Repeat, exactly and completely, the material that follows. Omit the pictures.

## BEGIN SUPPLIED DATA

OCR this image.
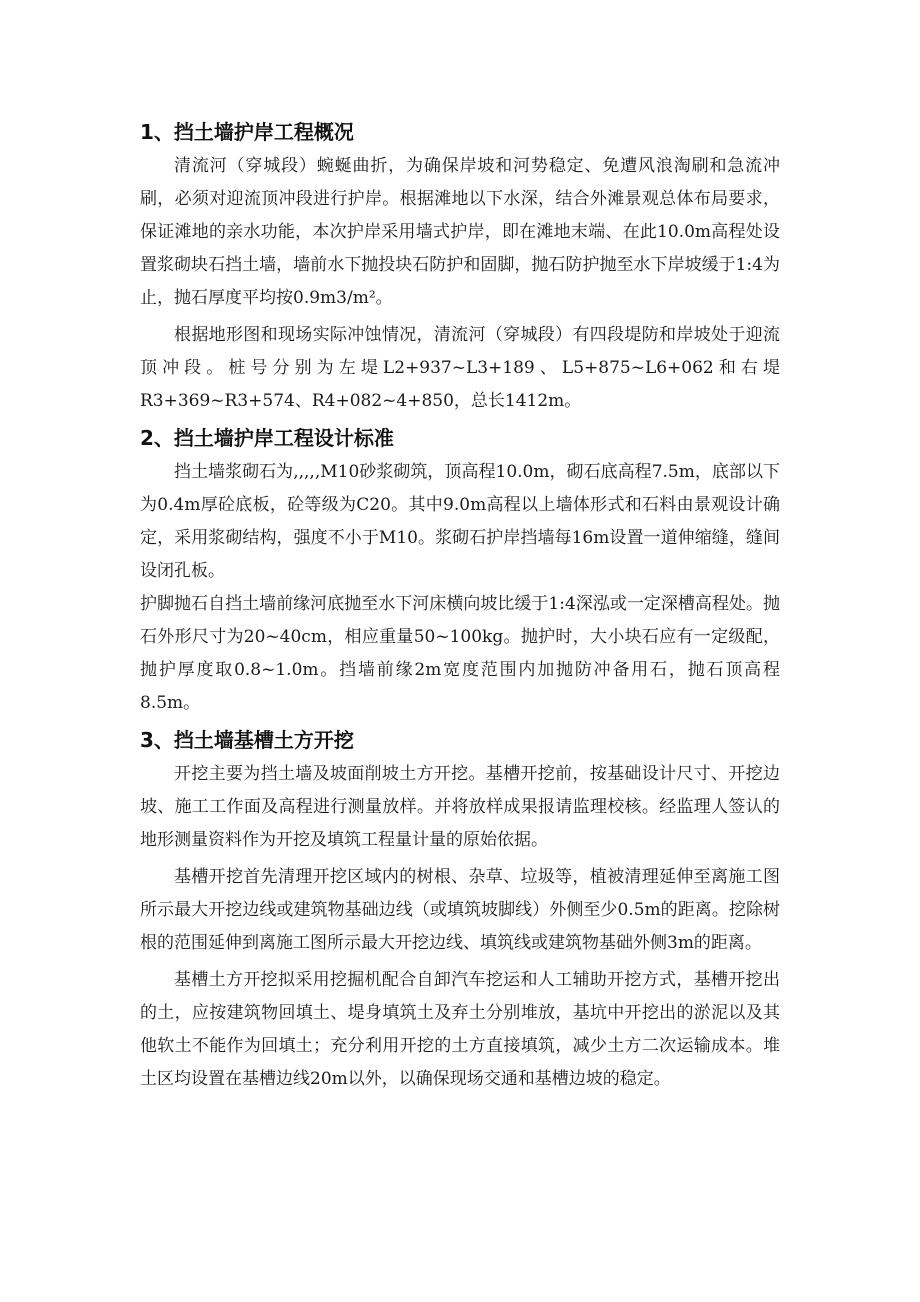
1、挡土墙护岸工程概况

清流河（穿城段）蜿蜒曲折，为确保岸坡和河势稳定、免遭风浪淘刷和急流冲刷，必须对迎流顶冲段进行护岸。根据滩地以下水深，结合外滩景观总体布局要求，保证滩地的亲水功能，本次护岸采用墙式护岸，即在滩地末端、在此10.0m高程处设置浆砌块石挡土墙，墙前水下抛投块石防护和固脚，抛石防护抛至水下岸坡缓于1:4为止，抛石厚度平均按0.9m3/m²。

根据地形图和现场实际冲蚀情况，清流河（穿城段）有四段堤防和岸坡处于迎流顶冲段。桩号分别为左堤L2+937~L3+189、L5+875~L6+062和右堤R3+369~R3+574、R4+082~4+850，总长1412m。

2、挡土墙护岸工程设计标准

挡土墙浆砌石为,,,,,M10砂浆砌筑，顶高程10.0m，砌石底高程7.5m，底部以下为0.4m厚砼底板，砼等级为C20。其中9.0m高程以上墙体形式和石料由景观设计确定，采用浆砌结构，强度不小于M10。浆砌石护岸挡墙每16m设置一道伸缩缝，缝间设闭孔板。

护脚抛石自挡土墙前缘河底抛至水下河床横向坡比缓于1:4深泓或一定深槽高程处。抛石外形尺寸为20~40cm，相应重量50~100kg。抛护时，大小块石应有一定级配，抛护厚度取0.8~1.0m。挡墙前缘2m宽度范围内加抛防冲备用石，抛石顶高程8.5m。

3、挡土墙基槽土方开挖

开挖主要为挡土墙及坡面削坡土方开挖。基槽开挖前，按基础设计尺寸、开挖边坡、施工工作面及高程进行测量放样。并将放样成果报请监理校核。经监理人签认的地形测量资料作为开挖及填筑工程量计量的原始依据。

基槽开挖首先清理开挖区域内的树根、杂草、垃圾等，植被清理延伸至离施工图所示最大开挖边线或建筑物基础边线（或填筑坡脚线）外侧至少0.5m的距离。挖除树根的范围延伸到离施工图所示最大开挖边线、填筑线或建筑物基础外侧3m的距离。

基槽土方开挖拟采用挖掘机配合自卸汽车挖运和人工辅助开挖方式，基槽开挖出的土，应按建筑物回填土、堤身填筑土及弃土分别堆放，基坑中开挖出的淤泥以及其他软土不能作为回填土；充分利用开挖的土方直接填筑，减少土方二次运输成本。堆土区均设置在基槽边线20m以外，以确保现场交通和基槽边坡的稳定。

## END SUPPLIED DATA

• [CORRECT ANSWER]:
OCR this image.
1、挡土墙护岸工程概况

清流河（穿城段）蜿蜒曲折，为确保岸坡和河势稳定、免遭风浪淘刷和急流冲刷，必须对迎流顶冲段进行护岸。根据滩地以下水深，结合外滩景观总体布局要求，保证滩地的亲水功能，本次护岸采用墙式护岸，即在滩地末端、在此10.0m高程处设置浆砌块石挡土墙，墙前水下抛投块石防护和固脚，抛石防护抛至水下岸坡缓于1:4为止，抛石厚度平均按0.9m3/m²。

根据地形图和现场实际冲蚀情况，清流河（穿城段）有四段堤防和岸坡处于迎流顶冲段。桩号分别为左堤L2+937~L3+189、L5+875~L6+062和右堤R3+369~R3+574、R4+082~4+850，总长1412m。

2、挡土墙护岸工程设计标准

挡土墙浆砌石为,,,,,M10砂浆砌筑，顶高程10.0m，砌石底高程7.5m，底部以下为0.4m厚砼底板，砼等级为C20。其中9.0m高程以上墙体形式和石料由景观设计确定，采用浆砌结构，强度不小于M10。浆砌石护岸挡墙每16m设置一道伸缩缝，缝间设闭孔板。

护脚抛石自挡土墙前缘河底抛至水下河床横向坡比缓于1:4深泓或一定深槽高程处。抛石外形尺寸为20~40cm，相应重量50~100kg。抛护时，大小块石应有一定级配，抛护厚度取0.8~1.0m。挡墙前缘2m宽度范围内加抛防冲备用石，抛石顶高程8.5m。

3、挡土墙基槽土方开挖

开挖主要为挡土墙及坡面削坡土方开挖。基槽开挖前，按基础设计尺寸、开挖边坡、施工工作面及高程进行测量放样。并将放样成果报请监理校核。经监理人签认的地形测量资料作为开挖及填筑工程量计量的原始依据。

基槽开挖首先清理开挖区域内的树根、杂草、垃圾等，植被清理延伸至离施工图所示最大开挖边线或建筑物基础边线（或填筑坡脚线）外侧至少0.5m的距离。挖除树根的范围延伸到离施工图所示最大开挖边线、填筑线或建筑物基础外侧3m的距离。

基槽土方开挖拟采用挖掘机配合自卸汽车挖运和人工辅助开挖方式，基槽开挖出的土，应按建筑物回填土、堤身填筑土及弃土分别堆放，基坑中开挖出的淤泥以及其他软土不能作为回填土；充分利用开挖的土方直接填筑，减少土方二次运输成本。堆土区均设置在基槽边线20m以外，以确保现场交通和基槽边坡的稳定。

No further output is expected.